**The task**.
Go through the listing and return every line with "flag" in it.

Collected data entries
* * * * * * * * *

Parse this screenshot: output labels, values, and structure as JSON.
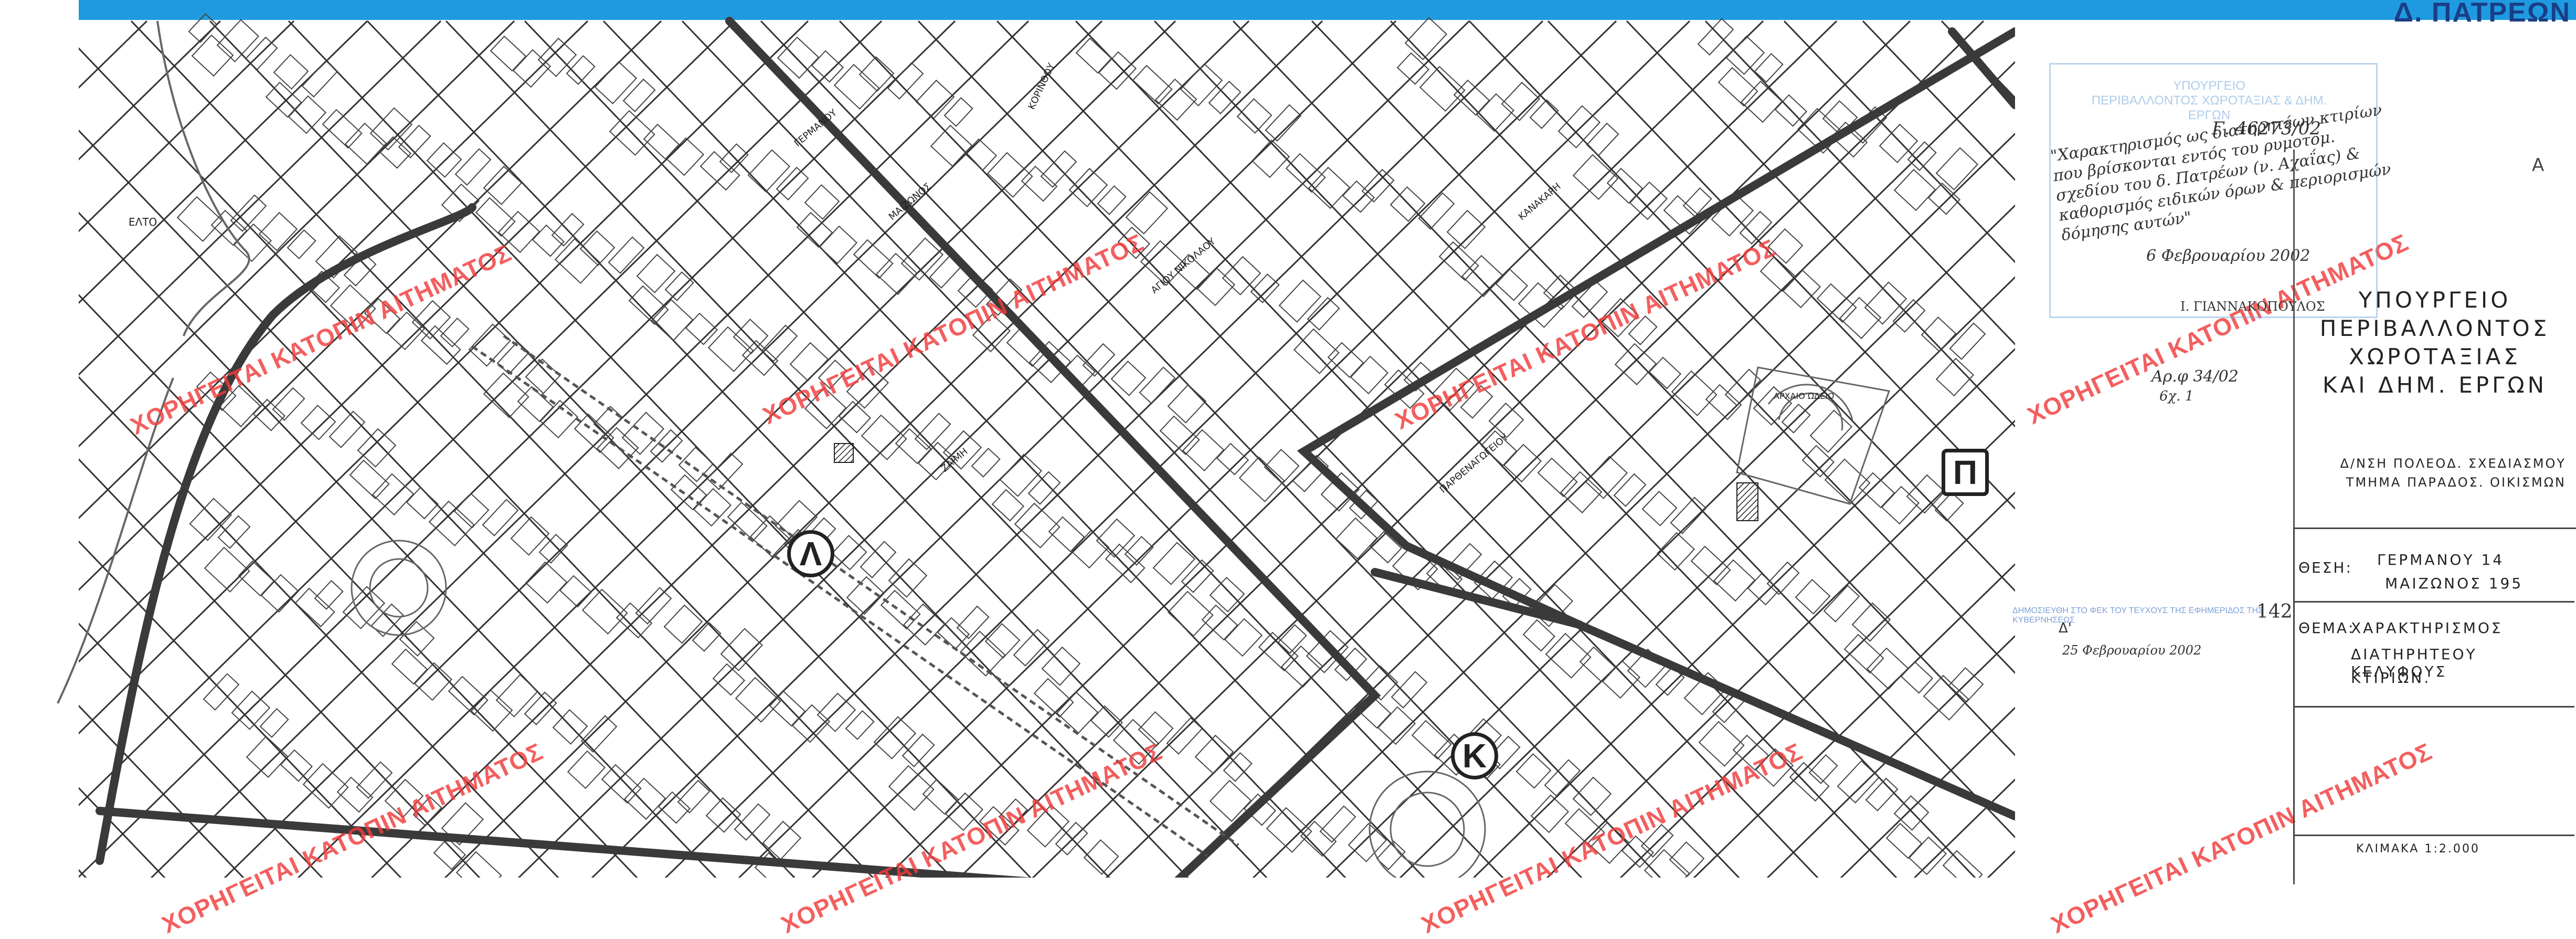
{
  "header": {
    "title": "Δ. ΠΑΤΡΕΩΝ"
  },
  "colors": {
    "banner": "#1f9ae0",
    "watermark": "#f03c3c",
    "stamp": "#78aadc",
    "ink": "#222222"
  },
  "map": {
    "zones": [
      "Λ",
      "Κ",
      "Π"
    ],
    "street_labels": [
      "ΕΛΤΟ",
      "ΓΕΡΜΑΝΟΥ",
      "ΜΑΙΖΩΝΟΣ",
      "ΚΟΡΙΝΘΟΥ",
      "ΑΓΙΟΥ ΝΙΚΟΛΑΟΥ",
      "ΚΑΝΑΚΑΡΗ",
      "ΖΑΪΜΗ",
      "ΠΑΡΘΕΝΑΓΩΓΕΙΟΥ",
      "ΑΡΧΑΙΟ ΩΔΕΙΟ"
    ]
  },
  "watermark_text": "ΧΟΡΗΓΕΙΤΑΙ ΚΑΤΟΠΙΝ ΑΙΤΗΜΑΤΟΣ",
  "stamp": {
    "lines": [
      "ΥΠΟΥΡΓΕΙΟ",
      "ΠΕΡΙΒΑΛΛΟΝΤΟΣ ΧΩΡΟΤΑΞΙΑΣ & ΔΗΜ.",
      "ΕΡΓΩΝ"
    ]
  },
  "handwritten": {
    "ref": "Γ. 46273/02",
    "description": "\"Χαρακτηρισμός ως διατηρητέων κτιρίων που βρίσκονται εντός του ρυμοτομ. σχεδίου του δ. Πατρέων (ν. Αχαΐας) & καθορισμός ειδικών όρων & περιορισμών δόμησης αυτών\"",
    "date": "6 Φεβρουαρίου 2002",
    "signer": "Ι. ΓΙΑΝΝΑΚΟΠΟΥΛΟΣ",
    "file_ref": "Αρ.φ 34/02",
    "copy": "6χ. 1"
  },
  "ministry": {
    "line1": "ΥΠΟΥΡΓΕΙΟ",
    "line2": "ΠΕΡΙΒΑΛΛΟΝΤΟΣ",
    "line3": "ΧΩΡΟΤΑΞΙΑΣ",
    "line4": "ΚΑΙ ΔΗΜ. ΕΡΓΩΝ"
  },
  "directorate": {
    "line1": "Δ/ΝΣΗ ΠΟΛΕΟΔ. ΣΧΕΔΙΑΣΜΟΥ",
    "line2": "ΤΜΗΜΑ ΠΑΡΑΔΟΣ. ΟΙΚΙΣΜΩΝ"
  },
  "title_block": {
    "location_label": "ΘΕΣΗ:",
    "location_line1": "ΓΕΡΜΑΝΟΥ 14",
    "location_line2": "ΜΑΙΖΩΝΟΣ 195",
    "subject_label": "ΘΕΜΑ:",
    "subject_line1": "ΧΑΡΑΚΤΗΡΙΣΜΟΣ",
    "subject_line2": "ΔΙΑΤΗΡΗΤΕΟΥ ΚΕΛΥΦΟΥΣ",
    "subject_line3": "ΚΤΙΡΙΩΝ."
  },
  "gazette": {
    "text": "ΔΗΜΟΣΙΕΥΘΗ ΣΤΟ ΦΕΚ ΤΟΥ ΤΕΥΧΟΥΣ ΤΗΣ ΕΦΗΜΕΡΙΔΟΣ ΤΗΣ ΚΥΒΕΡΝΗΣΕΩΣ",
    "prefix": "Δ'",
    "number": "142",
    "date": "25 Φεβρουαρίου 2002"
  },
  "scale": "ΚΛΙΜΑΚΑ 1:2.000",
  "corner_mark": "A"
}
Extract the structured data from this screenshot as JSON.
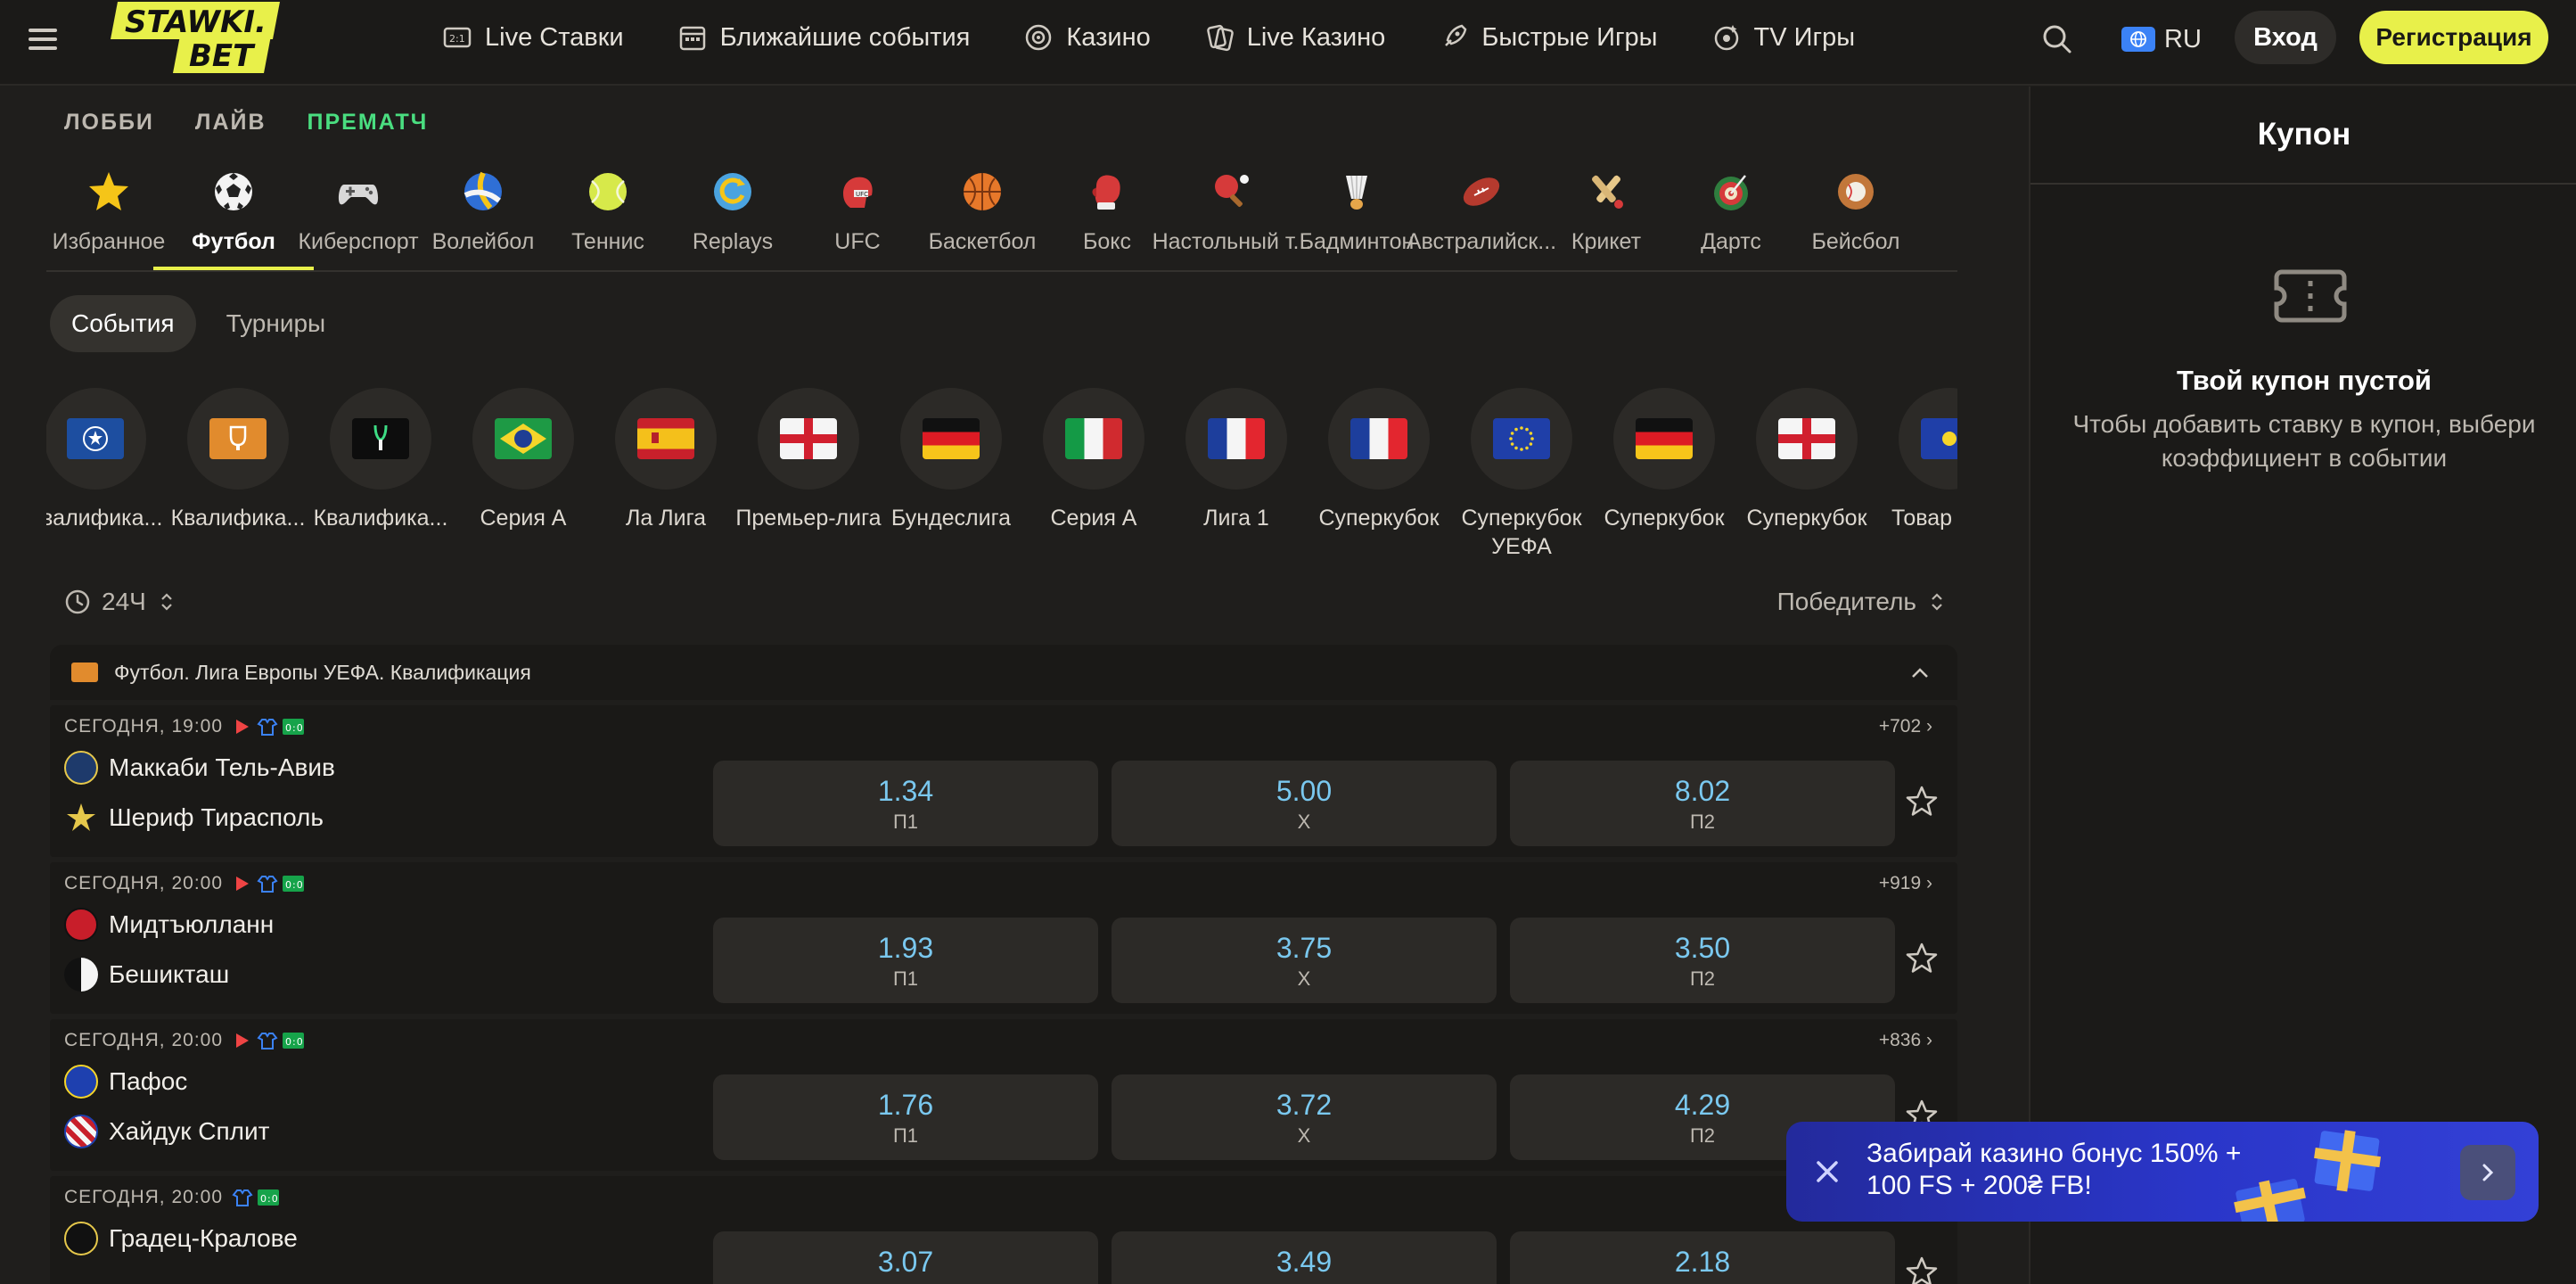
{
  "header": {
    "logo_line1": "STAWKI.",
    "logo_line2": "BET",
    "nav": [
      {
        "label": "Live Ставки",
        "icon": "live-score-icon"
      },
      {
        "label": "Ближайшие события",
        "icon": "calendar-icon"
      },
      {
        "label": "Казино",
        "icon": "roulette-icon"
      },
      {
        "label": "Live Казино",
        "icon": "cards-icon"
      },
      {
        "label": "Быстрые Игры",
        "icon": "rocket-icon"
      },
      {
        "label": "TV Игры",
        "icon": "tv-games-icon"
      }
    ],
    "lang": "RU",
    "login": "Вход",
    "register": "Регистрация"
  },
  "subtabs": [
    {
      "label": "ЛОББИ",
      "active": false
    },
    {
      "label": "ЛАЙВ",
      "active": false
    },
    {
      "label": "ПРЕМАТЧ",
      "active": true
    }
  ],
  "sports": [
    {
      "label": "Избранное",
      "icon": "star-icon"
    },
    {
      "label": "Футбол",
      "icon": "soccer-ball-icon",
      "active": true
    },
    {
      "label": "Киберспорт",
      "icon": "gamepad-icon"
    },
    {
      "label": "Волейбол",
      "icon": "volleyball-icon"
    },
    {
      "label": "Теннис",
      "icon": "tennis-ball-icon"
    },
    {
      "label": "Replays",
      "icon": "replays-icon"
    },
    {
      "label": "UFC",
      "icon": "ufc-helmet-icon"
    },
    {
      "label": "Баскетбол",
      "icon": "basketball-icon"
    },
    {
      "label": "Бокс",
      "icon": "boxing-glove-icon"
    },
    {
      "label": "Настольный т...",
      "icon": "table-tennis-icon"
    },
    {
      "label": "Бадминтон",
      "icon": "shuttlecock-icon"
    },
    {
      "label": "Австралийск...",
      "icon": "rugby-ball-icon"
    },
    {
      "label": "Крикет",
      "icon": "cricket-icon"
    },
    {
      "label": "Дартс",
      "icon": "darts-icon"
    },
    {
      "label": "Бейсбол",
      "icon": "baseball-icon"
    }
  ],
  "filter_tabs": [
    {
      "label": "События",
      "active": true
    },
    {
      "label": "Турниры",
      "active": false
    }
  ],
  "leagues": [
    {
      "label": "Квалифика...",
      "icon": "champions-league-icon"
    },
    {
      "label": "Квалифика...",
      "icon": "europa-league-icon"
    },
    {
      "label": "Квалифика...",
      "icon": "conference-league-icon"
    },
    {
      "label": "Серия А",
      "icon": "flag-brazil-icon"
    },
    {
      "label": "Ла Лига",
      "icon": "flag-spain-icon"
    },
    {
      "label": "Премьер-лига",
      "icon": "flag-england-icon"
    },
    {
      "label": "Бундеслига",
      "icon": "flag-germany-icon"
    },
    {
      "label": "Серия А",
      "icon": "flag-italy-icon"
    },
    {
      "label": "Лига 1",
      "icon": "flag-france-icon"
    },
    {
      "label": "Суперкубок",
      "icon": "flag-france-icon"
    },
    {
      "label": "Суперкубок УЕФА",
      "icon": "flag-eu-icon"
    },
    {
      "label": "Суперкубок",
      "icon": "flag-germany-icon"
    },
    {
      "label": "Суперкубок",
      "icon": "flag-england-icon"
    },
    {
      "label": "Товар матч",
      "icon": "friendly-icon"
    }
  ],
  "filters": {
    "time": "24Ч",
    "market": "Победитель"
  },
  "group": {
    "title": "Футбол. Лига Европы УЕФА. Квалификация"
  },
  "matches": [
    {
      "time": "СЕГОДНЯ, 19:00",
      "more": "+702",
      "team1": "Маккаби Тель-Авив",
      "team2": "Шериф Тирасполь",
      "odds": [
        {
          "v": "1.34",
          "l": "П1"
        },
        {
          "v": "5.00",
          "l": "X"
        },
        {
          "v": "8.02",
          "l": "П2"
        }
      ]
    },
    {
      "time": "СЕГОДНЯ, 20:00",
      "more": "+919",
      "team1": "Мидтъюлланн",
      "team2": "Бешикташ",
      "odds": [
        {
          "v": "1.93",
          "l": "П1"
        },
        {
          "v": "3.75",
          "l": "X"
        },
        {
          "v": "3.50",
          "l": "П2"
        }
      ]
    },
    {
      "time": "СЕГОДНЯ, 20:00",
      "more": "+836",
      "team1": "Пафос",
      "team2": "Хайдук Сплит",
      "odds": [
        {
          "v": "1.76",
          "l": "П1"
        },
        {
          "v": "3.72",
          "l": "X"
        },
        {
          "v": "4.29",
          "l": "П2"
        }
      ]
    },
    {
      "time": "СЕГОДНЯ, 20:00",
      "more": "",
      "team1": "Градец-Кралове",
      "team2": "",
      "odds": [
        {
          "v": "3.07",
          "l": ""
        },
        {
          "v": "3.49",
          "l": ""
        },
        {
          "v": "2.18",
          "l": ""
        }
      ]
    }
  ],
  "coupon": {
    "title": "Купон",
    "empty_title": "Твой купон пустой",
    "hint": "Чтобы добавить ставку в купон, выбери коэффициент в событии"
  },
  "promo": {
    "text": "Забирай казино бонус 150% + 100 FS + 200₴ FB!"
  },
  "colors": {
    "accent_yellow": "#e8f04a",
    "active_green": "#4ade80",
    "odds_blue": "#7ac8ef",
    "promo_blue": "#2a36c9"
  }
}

* * * * * * * * *

**Response**.
      "icon": "flag-brazil-icon"
      "icon": "flag-spain-icon"
      "icon": "flag-england-icon"
      "icon": "flag-germany-icon"
      "icon": "flag-italy-icon"
      "icon": "flag-france-icon"
      "icon": "flag-france-icon"
      "icon": "flag-eu-icon"
      "icon": "flag-germany-icon"
      "icon": "flag-england-icon"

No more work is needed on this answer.